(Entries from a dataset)

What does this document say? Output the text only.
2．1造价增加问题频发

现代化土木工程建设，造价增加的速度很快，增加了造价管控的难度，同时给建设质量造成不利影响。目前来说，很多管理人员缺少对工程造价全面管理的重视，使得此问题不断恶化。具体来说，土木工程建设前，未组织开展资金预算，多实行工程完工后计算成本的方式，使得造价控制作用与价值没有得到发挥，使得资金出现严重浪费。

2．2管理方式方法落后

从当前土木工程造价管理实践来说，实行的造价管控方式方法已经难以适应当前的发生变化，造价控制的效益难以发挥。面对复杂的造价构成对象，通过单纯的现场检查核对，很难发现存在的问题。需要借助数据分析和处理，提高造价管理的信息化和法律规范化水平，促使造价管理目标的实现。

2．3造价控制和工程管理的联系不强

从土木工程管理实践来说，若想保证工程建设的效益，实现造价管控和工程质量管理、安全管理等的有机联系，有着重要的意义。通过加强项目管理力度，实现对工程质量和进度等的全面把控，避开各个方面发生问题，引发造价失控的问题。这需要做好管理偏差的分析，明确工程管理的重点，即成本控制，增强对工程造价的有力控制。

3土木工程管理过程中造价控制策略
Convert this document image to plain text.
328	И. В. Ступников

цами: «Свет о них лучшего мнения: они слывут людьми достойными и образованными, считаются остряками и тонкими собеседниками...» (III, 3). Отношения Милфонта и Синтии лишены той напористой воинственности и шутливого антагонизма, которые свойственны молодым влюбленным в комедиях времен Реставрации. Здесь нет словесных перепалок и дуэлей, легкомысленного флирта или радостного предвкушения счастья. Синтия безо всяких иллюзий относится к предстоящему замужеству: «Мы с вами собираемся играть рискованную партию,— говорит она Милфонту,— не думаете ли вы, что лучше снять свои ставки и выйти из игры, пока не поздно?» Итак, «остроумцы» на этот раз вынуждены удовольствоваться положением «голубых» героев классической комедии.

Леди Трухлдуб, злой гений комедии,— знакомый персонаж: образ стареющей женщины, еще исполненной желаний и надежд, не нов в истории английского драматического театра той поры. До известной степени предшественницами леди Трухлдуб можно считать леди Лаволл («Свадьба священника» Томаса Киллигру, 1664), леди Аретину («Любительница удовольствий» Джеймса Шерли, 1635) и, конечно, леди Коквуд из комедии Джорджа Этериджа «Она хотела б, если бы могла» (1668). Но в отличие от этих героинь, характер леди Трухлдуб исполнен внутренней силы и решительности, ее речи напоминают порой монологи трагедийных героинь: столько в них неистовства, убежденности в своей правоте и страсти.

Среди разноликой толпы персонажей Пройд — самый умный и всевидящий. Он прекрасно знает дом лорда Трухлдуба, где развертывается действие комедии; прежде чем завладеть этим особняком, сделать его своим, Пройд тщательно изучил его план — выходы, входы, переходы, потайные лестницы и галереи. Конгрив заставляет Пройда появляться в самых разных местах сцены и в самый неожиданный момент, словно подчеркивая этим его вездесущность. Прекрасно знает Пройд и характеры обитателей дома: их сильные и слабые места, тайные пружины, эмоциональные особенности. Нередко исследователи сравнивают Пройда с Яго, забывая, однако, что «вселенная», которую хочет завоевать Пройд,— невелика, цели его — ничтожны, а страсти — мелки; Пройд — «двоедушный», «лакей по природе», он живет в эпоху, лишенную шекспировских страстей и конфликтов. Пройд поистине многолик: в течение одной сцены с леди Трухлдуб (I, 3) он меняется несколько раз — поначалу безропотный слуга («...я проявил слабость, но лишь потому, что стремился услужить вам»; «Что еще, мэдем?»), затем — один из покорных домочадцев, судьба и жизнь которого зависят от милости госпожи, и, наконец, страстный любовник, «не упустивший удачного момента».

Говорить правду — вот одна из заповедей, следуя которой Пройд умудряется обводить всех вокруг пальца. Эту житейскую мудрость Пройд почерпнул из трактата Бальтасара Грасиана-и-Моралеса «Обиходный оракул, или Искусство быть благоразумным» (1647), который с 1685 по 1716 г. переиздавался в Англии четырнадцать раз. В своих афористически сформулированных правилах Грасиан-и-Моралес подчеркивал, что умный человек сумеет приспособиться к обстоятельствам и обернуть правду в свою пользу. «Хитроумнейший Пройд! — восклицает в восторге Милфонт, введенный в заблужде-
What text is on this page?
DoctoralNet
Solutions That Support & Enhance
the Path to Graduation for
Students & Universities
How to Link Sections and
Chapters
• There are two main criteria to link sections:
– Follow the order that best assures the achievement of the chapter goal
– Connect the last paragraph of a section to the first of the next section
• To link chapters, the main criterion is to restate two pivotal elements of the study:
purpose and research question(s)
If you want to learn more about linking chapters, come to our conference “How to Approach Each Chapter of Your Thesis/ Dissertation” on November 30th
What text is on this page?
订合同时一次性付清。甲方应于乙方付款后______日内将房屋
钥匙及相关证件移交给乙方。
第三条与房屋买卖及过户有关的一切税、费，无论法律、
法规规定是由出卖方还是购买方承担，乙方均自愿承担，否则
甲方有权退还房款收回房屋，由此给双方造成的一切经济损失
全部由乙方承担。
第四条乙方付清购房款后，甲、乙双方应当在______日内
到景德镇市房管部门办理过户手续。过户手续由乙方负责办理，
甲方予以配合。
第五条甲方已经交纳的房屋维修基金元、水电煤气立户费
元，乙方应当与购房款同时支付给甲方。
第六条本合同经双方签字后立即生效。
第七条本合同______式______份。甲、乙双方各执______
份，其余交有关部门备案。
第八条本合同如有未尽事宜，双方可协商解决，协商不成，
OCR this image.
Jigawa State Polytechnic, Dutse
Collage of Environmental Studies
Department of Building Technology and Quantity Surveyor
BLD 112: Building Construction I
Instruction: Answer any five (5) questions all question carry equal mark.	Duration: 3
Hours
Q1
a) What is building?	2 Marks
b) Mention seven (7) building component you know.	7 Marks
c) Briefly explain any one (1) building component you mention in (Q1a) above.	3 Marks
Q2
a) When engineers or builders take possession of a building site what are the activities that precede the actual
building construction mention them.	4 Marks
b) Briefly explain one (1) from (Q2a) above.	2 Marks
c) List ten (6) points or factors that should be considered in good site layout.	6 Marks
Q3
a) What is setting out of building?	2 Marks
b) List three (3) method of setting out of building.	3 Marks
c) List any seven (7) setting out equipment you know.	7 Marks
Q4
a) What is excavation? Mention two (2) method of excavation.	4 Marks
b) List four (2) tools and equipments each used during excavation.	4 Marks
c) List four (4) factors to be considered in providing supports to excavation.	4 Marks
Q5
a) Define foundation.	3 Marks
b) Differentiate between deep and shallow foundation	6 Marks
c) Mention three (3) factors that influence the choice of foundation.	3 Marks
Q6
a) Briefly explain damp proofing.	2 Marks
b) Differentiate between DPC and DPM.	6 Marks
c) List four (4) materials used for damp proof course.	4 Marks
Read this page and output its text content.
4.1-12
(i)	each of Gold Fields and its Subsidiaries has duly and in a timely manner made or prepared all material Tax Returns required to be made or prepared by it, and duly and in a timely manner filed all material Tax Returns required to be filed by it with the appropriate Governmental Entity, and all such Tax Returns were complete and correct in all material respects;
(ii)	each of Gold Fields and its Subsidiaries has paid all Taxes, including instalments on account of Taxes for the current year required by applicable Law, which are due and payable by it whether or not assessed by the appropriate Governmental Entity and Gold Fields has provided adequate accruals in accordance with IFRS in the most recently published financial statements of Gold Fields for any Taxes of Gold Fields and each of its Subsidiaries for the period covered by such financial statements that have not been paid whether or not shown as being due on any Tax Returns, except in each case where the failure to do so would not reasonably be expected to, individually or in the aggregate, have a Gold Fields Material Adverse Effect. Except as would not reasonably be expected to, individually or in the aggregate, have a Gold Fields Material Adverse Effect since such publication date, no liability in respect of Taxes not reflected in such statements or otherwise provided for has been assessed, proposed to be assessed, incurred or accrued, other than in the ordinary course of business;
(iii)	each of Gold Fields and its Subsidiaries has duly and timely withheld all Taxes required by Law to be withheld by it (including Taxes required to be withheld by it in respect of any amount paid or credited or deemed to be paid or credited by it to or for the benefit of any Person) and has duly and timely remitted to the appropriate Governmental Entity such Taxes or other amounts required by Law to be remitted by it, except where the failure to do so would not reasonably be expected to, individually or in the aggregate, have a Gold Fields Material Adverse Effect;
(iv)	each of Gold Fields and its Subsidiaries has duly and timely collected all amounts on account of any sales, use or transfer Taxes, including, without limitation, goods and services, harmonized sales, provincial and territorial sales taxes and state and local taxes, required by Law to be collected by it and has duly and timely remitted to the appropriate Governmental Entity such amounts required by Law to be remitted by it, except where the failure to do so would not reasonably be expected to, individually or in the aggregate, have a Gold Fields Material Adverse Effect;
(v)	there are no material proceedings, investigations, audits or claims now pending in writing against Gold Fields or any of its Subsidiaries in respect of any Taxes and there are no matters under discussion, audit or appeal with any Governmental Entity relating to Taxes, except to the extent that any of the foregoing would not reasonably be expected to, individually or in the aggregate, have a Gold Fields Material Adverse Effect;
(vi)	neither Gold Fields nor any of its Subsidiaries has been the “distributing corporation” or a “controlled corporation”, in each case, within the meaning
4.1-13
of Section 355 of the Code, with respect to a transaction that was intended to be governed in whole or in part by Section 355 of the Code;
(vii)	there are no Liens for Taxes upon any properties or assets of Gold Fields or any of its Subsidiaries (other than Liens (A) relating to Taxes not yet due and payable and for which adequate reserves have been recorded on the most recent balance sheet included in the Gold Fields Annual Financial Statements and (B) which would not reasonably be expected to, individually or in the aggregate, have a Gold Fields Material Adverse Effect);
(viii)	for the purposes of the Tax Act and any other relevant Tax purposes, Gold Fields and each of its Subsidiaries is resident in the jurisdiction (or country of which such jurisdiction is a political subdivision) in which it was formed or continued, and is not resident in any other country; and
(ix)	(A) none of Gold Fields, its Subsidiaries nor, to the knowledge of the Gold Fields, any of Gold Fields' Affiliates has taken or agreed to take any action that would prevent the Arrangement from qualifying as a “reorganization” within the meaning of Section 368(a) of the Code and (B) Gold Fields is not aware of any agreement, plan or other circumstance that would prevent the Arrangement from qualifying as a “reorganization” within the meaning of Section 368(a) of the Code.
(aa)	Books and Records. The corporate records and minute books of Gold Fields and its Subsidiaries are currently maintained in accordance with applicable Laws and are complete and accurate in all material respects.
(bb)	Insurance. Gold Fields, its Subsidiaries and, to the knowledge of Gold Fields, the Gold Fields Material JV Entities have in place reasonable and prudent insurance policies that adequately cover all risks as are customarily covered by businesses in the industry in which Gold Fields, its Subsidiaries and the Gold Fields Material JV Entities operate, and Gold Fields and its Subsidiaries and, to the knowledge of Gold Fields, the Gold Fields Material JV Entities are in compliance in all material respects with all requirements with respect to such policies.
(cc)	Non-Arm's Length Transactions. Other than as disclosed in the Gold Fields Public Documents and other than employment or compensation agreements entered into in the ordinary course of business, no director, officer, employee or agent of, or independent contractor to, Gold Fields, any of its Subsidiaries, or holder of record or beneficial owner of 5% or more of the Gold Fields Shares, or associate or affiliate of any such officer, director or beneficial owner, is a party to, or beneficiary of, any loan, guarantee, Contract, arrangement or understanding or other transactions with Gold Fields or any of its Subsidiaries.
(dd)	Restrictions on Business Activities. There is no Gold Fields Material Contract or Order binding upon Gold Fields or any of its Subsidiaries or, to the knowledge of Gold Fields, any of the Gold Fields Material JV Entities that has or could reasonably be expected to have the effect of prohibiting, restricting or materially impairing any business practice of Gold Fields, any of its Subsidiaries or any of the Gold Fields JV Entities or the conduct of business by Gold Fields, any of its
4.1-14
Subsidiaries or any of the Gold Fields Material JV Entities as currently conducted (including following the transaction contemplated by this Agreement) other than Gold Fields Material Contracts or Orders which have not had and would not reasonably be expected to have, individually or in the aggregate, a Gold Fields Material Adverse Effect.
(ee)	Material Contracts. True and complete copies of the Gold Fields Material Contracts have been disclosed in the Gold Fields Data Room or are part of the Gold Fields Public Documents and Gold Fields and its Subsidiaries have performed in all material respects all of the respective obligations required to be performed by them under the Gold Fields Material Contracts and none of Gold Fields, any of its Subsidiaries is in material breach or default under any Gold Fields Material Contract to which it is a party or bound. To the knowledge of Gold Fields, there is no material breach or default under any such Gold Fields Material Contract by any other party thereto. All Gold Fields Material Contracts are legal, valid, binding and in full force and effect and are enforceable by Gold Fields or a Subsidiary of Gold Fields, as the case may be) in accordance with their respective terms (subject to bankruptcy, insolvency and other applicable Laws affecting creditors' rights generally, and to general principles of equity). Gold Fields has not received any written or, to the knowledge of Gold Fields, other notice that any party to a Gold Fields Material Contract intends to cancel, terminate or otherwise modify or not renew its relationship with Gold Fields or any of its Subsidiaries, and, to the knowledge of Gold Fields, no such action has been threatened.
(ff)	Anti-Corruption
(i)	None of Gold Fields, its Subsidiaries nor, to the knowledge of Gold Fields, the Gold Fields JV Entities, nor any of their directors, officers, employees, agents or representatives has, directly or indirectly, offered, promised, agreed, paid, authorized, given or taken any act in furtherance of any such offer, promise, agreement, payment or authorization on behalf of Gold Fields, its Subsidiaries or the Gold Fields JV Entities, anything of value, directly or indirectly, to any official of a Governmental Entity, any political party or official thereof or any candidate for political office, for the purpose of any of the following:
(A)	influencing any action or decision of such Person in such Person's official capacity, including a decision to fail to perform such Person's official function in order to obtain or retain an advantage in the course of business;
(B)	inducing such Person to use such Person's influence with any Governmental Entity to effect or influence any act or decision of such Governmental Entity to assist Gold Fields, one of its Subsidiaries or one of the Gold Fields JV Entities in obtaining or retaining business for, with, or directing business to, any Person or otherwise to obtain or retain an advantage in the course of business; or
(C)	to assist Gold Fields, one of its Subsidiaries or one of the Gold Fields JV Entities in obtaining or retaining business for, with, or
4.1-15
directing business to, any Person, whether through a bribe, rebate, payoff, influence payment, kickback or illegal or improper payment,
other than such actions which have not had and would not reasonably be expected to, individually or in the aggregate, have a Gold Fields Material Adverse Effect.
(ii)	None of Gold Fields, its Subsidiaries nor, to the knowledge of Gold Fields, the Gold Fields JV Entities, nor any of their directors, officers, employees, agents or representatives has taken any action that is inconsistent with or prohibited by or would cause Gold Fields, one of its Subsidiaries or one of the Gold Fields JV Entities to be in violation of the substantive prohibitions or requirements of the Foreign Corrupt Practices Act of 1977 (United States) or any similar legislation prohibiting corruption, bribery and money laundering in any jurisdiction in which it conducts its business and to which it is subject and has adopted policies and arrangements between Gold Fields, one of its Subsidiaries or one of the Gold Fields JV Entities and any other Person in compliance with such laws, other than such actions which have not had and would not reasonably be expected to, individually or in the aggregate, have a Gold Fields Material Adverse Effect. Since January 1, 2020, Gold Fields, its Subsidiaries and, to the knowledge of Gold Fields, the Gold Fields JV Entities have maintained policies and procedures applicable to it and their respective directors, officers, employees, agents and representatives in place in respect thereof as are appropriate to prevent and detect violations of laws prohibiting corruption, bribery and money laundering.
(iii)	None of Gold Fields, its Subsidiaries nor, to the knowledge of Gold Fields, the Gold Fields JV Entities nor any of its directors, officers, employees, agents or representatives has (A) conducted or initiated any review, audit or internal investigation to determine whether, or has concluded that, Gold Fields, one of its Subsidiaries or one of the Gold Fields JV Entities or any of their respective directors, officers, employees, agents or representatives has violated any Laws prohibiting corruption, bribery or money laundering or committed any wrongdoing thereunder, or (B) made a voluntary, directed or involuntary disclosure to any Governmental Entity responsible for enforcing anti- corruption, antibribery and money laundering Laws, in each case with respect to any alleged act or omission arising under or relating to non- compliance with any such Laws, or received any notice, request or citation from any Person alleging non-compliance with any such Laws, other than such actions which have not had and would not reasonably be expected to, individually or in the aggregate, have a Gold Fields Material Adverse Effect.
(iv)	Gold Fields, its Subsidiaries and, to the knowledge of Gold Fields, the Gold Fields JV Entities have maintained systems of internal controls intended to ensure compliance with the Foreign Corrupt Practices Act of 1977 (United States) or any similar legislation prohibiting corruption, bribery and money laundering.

* [Written instruction]
Search the data above for the string "meaning" and copy each line that has it.

* [Solution to this task]
(vi)	neither Gold Fields nor any of its Subsidiaries has been the “distributing corporation” or a “controlled corporation”, in each case, within the meaning
(ix)	(A) none of Gold Fields, its Subsidiaries nor, to the knowledge of the Gold Fields, any of Gold Fields' Affiliates has taken or agreed to take any action that would prevent the Arrangement from qualifying as a “reorganization” within the meaning of Section 368(a) of the Code and (B) Gold Fields is not aware of any agreement, plan or other circumstance that would prevent the Arrangement from qualifying as a “reorganization” within the meaning of Section 368(a) of the Code.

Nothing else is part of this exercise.